Adrian Beney was flying home from Dublin when his Piper Turbo Arrow started to misfire, then catch fire. It was decision time. Shut down the engine completely? Or soldier on? Tough call…

My grandfather Walter Bowles was a ‘throttle bender’ – one of a small group of pilots who were regular competitors in the air races of the 1950s and who pushed their machines, including the throttle lever itself, to the limit. Hence the name ‘throttle bender’.

During one of those races, the crankshaft of his Miles Messenger gave way and the propeller departed to a destination unknown. He landed in a field (the Messenger has a stall speed of around 28mph) and a few days later, after the Miles factory had replaced the engine, he flew it out of the same field.

Some months later the prop was found in a wood, and the local police returned it. Years later, and inspired at least in part by his flying exploits, I too learned to fly.

With around 550 hours under my belt, I set off from Gloucestershire Airport early one morning in August 2019 for a business trip to Dublin. I was flying our group Piper Turbo Arrow III. The day was perfect, and a fairly direct route over mid Wales and south of the Llŷn Peninsula took me to Weston Airfield, west of Dublin, in just an hour and a half.
Over the sea at 10,000ft, l was aware of how far it was to land, and which way I would go ‘if the engine stopped’. But it didn’t, and the rather exciting approach over central Dublin up the River Liffey had me safely at Weston.

Later that day I set off for home, planning to fly down the Irish east coast towards Rosslare and across to Pembrokeshire. Conditions were VFR all the way, and I climbed into Irish Class C for the sea crossing at 10,000ft. The flight was uneventful until around midway across the sea. I thought I noticed the original Piper CHT gauge flicker. But it was reading ‘zero’.

I tried to remember whether it usually had a reading, but because I tend to use the JPI engine monitor, which gives a reading for each of the cylinders, I assumed it was disconnected.

A little later I saw it flicker up to the middle of the green range, so clearly it would normally work, but then it reverted to zero. I checked the JPI readings which were normal, and I put it down to an electrical fault (which in a way it was) and continued.

Landfall came 10 minutes later and I remember thinking RAF Brawdy would make a good emergency landing field if one were needed. But the engine sounded fine, and instruments were all ‘in the green’… except the cylinder head gauge. Ten minutes later I smelled smoke. Looking around for a moorland fire I could see nothing. Engine instruments OK. Must have been some smoke from a fire I couldn’t see. I didn’t make the connection. Another five or 10 minutes passed.

Then it happened. The engine went from lovely smooth warmed-up 6-cylinder Continental to sounding only a little less rough than starting it on a cold morning. Clearly it was misfiring. I checked fuel flow, magnetos, mixture and anything else I and the checklist could think of. Nothing obvious, but it was clearly not happy. I pulled the throttle back from 32in to 25in to reduce load on the engine and made a Pan call to Western Radar.

Could I have a QDM to the nearest airfield please? Shobdon was 20 miles north-east. It was nearer than Cardiff and I didn’t want to try to nurse it all the way back to Gloucester. It was only about 10 minutes flying time. They’d be closed, but who cares? It’s a hard runway that’s easy to find. Western gave me a heading to steer.

— Data extract —
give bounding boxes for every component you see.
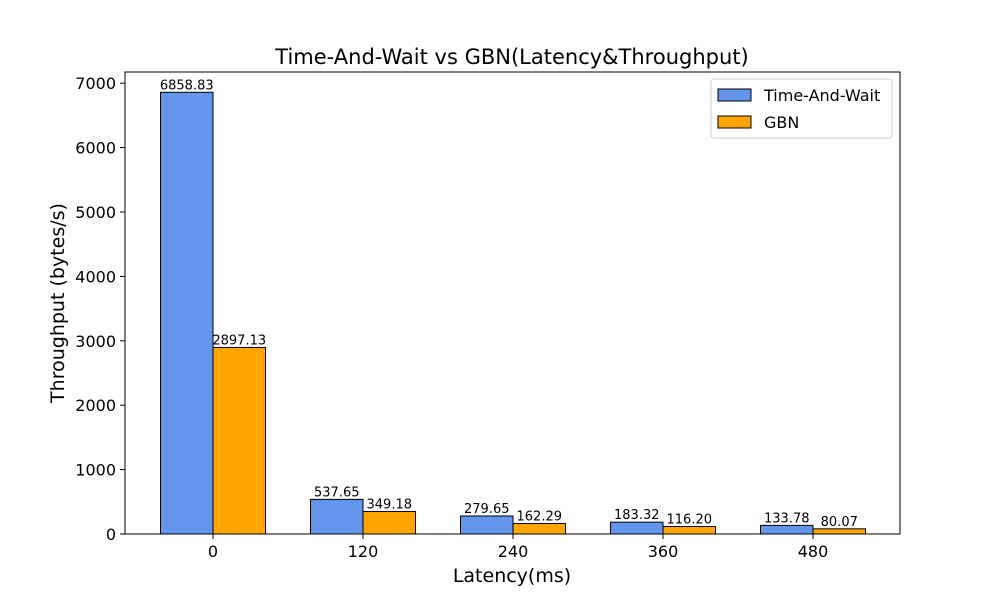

— The tasks —
**1.** In the engine-failure account, what aircraft was the author's grandfather flying when its crankshaft gave way during a race?
**2.** Translate this sentence from the engine-failure account into Spanish: "Some months later the prop was found in a wood, and the local police returned it."
**3.** Rewrite the engine-failure account from "Could I have" up to and including "heading to steer.", replacing "hard runway" with "paved runway".

— Results by task —
**1.** A Miles Messenger.

**2.** Algunos meses después, la hélice fue encontrada en un bosque y la policía local la devolvió.

**3.**
Could I have a QDM to the nearest airfield please? Shobdon was 20 miles north-east. It was nearer than Cardiff and I didn’t want to try to nurse it all the way back to Gloucester. It was only about 10 minutes flying time. They’d be closed, but who cares? It’s a paved runway that’s easy to find. Western gave me a heading to steer.